• **What you are asked to do**:
Each entry that follows must be output without any deviation.

• **Records for processing**:

===

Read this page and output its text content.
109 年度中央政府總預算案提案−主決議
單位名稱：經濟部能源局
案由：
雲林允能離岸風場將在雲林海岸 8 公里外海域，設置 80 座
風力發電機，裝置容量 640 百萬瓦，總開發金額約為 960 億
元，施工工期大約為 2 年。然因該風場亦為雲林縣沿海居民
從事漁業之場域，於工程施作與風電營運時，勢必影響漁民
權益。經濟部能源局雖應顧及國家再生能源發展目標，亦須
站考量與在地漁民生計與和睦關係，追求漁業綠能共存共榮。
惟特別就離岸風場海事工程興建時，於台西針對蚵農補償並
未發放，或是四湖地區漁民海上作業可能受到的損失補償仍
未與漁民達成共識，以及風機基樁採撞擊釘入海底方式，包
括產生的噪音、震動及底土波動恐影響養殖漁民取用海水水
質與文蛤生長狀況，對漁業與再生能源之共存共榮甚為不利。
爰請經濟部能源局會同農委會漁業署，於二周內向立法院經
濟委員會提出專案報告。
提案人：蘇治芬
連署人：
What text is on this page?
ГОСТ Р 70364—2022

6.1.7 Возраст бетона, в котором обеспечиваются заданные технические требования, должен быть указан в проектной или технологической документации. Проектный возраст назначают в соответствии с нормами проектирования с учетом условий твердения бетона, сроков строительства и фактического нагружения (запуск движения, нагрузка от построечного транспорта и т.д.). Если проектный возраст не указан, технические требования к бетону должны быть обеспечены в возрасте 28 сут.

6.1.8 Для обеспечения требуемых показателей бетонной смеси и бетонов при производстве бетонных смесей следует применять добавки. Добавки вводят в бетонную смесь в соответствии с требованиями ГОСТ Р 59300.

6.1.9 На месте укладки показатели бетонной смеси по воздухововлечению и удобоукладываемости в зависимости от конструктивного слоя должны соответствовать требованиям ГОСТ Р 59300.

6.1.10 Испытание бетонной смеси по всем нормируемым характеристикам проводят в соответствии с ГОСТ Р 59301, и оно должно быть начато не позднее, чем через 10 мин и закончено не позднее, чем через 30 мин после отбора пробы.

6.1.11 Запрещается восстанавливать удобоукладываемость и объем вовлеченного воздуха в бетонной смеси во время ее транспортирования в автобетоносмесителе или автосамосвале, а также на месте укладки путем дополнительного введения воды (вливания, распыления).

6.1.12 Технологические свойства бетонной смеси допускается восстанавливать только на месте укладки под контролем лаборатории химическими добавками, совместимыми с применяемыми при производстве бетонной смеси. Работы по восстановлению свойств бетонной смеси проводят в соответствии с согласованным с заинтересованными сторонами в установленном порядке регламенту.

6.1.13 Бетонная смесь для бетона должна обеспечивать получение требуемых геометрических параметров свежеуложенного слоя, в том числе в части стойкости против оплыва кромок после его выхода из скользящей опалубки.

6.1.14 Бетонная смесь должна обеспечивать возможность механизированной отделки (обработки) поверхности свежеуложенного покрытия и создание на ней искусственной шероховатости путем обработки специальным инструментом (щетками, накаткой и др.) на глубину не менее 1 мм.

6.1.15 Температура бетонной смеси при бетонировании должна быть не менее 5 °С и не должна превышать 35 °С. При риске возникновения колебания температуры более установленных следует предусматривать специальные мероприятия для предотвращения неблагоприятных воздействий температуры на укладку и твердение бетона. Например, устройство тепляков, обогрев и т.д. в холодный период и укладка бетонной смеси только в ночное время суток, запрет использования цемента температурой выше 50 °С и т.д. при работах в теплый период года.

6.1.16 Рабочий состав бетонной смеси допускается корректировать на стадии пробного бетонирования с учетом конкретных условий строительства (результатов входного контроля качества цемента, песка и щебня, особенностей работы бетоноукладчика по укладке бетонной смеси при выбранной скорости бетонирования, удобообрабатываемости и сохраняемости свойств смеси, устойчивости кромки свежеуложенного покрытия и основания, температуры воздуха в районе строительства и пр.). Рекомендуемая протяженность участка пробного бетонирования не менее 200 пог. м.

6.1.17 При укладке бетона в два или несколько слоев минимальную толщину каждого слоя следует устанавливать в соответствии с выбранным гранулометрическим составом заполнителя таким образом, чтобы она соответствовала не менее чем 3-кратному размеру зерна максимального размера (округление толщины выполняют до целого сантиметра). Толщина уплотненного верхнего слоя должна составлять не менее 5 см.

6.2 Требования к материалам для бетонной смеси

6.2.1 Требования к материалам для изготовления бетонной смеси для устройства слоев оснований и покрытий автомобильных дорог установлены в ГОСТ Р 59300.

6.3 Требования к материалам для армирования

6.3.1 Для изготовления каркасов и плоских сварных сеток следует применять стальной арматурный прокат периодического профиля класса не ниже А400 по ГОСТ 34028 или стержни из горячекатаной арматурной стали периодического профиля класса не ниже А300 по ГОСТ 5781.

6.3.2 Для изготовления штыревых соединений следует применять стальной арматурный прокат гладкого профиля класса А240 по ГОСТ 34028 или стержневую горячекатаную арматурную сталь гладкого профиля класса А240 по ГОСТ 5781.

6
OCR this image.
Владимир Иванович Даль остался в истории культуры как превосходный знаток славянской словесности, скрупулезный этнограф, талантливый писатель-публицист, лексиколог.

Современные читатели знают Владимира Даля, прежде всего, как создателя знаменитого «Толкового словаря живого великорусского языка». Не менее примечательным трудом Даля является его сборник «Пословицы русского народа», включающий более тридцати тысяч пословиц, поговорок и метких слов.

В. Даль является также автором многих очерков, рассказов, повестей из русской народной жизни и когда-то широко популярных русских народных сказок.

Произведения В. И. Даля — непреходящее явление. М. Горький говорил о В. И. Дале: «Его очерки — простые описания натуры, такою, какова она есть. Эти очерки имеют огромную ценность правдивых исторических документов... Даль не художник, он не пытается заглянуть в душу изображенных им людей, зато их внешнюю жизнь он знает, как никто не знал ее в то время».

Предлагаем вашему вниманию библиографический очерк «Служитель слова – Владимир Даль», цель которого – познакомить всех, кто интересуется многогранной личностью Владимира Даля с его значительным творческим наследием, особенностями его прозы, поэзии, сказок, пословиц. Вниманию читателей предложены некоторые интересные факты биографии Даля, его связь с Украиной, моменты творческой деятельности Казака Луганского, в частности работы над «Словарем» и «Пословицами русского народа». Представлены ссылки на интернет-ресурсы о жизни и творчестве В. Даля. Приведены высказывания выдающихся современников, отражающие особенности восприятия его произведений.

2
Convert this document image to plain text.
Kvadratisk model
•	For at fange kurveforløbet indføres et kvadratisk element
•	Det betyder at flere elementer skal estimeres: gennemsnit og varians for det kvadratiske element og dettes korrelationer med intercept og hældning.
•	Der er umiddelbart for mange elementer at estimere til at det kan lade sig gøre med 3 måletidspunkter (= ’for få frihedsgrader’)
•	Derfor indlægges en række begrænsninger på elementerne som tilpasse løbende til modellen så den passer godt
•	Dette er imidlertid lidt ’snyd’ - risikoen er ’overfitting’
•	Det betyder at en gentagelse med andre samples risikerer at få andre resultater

===

• **Output for this exercise**:
Read this page and output its text content.
109 年度中央政府總預算案提案−主決議
單位名稱：經濟部能源局
案由：
雲林允能離岸風場將在雲林海岸 8 公里外海域，設置 80 座
風力發電機，裝置容量 640 百萬瓦，總開發金額約為 960 億
元，施工工期大約為 2 年。然因該風場亦為雲林縣沿海居民
從事漁業之場域，於工程施作與風電營運時，勢必影響漁民
權益。經濟部能源局雖應顧及國家再生能源發展目標，亦須
站考量與在地漁民生計與和睦關係，追求漁業綠能共存共榮。
惟特別就離岸風場海事工程興建時，於台西針對蚵農補償並
未發放，或是四湖地區漁民海上作業可能受到的損失補償仍
未與漁民達成共識，以及風機基樁採撞擊釘入海底方式，包
括產生的噪音、震動及底土波動恐影響養殖漁民取用海水水
質與文蛤生長狀況，對漁業與再生能源之共存共榮甚為不利。
爰請經濟部能源局會同農委會漁業署，於二周內向立法院經
濟委員會提出專案報告。
提案人：蘇治芬
連署人：
What text is on this page?
ГОСТ Р 70364—2022

6.1.7 Возраст бетона, в котором обеспечиваются заданные технические требования, должен быть указан в проектной или технологической документации. Проектный возраст назначают в соответствии с нормами проектирования с учетом условий твердения бетона, сроков строительства и фактического нагружения (запуск движения, нагрузка от построечного транспорта и т.д.). Если проектный возраст не указан, технические требования к бетону должны быть обеспечены в возрасте 28 сут.

6.1.8 Для обеспечения требуемых показателей бетонной смеси и бетонов при производстве бетонных смесей следует применять добавки. Добавки вводят в бетонную смесь в соответствии с требованиями ГОСТ Р 59300.

6.1.9 На месте укладки показатели бетонной смеси по воздухововлечению и удобоукладываемости в зависимости от конструктивного слоя должны соответствовать требованиям ГОСТ Р 59300.

6.1.10 Испытание бетонной смеси по всем нормируемым характеристикам проводят в соответствии с ГОСТ Р 59301, и оно должно быть начато не позднее, чем через 10 мин и закончено не позднее, чем через 30 мин после отбора пробы.

6.1.11 Запрещается восстанавливать удобоукладываемость и объем вовлеченного воздуха в бетонной смеси во время ее транспортирования в автобетоносмесителе или автосамосвале, а также на месте укладки путем дополнительного введения воды (вливания, распыления).

6.1.12 Технологические свойства бетонной смеси допускается восстанавливать только на месте укладки под контролем лаборатории химическими добавками, совместимыми с применяемыми при производстве бетонной смеси. Работы по восстановлению свойств бетонной смеси проводят в соответствии с согласованным с заинтересованными сторонами в установленном порядке регламенту.

6.1.13 Бетонная смесь для бетона должна обеспечивать получение требуемых геометрических параметров свежеуложенного слоя, в том числе в части стойкости против оплыва кромок после его выхода из скользящей опалубки.

6.1.14 Бетонная смесь должна обеспечивать возможность механизированной отделки (обработки) поверхности свежеуложенного покрытия и создание на ней искусственной шероховатости путем обработки специальным инструментом (щетками, накаткой и др.) на глубину не менее 1 мм.

6.1.15 Температура бетонной смеси при бетонировании должна быть не менее 5 °С и не должна превышать 35 °С. При риске возникновения колебания температуры более установленных следует предусматривать специальные мероприятия для предотвращения неблагоприятных воздействий температуры на укладку и твердение бетона. Например, устройство тепляков, обогрев и т.д. в холодный период и укладка бетонной смеси только в ночное время суток, запрет использования цемента температурой выше 50 °С и т.д. при работах в теплый период года.

6.1.16 Рабочий состав бетонной смеси допускается корректировать на стадии пробного бетонирования с учетом конкретных условий строительства (результатов входного контроля качества цемента, песка и щебня, особенностей работы бетоноукладчика по укладке бетонной смеси при выбранной скорости бетонирования, удобообрабатываемости и сохраняемости свойств смеси, устойчивости кромки свежеуложенного покрытия и основания, температуры воздуха в районе строительства и пр.). Рекомендуемая протяженность участка пробного бетонирования не менее 200 пог. м.

6.1.17 При укладке бетона в два или несколько слоев минимальную толщину каждого слоя следует устанавливать в соответствии с выбранным гранулометрическим составом заполнителя таким образом, чтобы она соответствовала не менее чем 3-кратному размеру зерна максимального размера (округление толщины выполняют до целого сантиметра). Толщина уплотненного верхнего слоя должна составлять не менее 5 см.

6.2 Требования к материалам для бетонной смеси

6.2.1 Требования к материалам для изготовления бетонной смеси для устройства слоев оснований и покрытий автомобильных дорог установлены в ГОСТ Р 59300.

6.3 Требования к материалам для армирования

6.3.1 Для изготовления каркасов и плоских сварных сеток следует применять стальной арматурный прокат периодического профиля класса не ниже А400 по ГОСТ 34028 или стержни из горячекатаной арматурной стали периодического профиля класса не ниже А300 по ГОСТ 5781.

6.3.2 Для изготовления штыревых соединений следует применять стальной арматурный прокат гладкого профиля класса А240 по ГОСТ 34028 или стержневую горячекатаную арматурную сталь гладкого профиля класса А240 по ГОСТ 5781.

6
OCR this image.
Владимир Иванович Даль остался в истории культуры как превосходный знаток славянской словесности, скрупулезный этнограф, талантливый писатель-публицист, лексиколог.

Современные читатели знают Владимира Даля, прежде всего, как создателя знаменитого «Толкового словаря живого великорусского языка». Не менее примечательным трудом Даля является его сборник «Пословицы русского народа», включающий более тридцати тысяч пословиц, поговорок и метких слов.

В. Даль является также автором многих очерков, рассказов, повестей из русской народной жизни и когда-то широко популярных русских народных сказок.

Произведения В. И. Даля — непреходящее явление. М. Горький говорил о В. И. Дале: «Его очерки — простые описания натуры, такою, какова она есть. Эти очерки имеют огромную ценность правдивых исторических документов... Даль не художник, он не пытается заглянуть в душу изображенных им людей, зато их внешнюю жизнь он знает, как никто не знал ее в то время».

Предлагаем вашему вниманию библиографический очерк «Служитель слова – Владимир Даль», цель которого – познакомить всех, кто интересуется многогранной личностью Владимира Даля с его значительным творческим наследием, особенностями его прозы, поэзии, сказок, пословиц. Вниманию читателей предложены некоторые интересные факты биографии Даля, его связь с Украиной, моменты творческой деятельности Казака Луганского, в частности работы над «Словарем» и «Пословицами русского народа». Представлены ссылки на интернет-ресурсы о жизни и творчестве В. Даля. Приведены высказывания выдающихся современников, отражающие особенности восприятия его произведений.

2
Convert this document image to plain text.
Kvadratisk model
•	For at fange kurveforløbet indføres et kvadratisk element
•	Det betyder at flere elementer skal estimeres: gennemsnit og varians for det kvadratiske element og dettes korrelationer med intercept og hældning.
•	Der er umiddelbart for mange elementer at estimere til at det kan lade sig gøre med 3 måletidspunkter (= ’for få frihedsgrader’)
•	Derfor indlægges en række begrænsninger på elementerne som tilpasse løbende til modellen så den passer godt
•	Dette er imidlertid lidt ’snyd’ - risikoen er ’overfitting’
•	Det betyder at en gentagelse med andre samples risikerer at få andre resultater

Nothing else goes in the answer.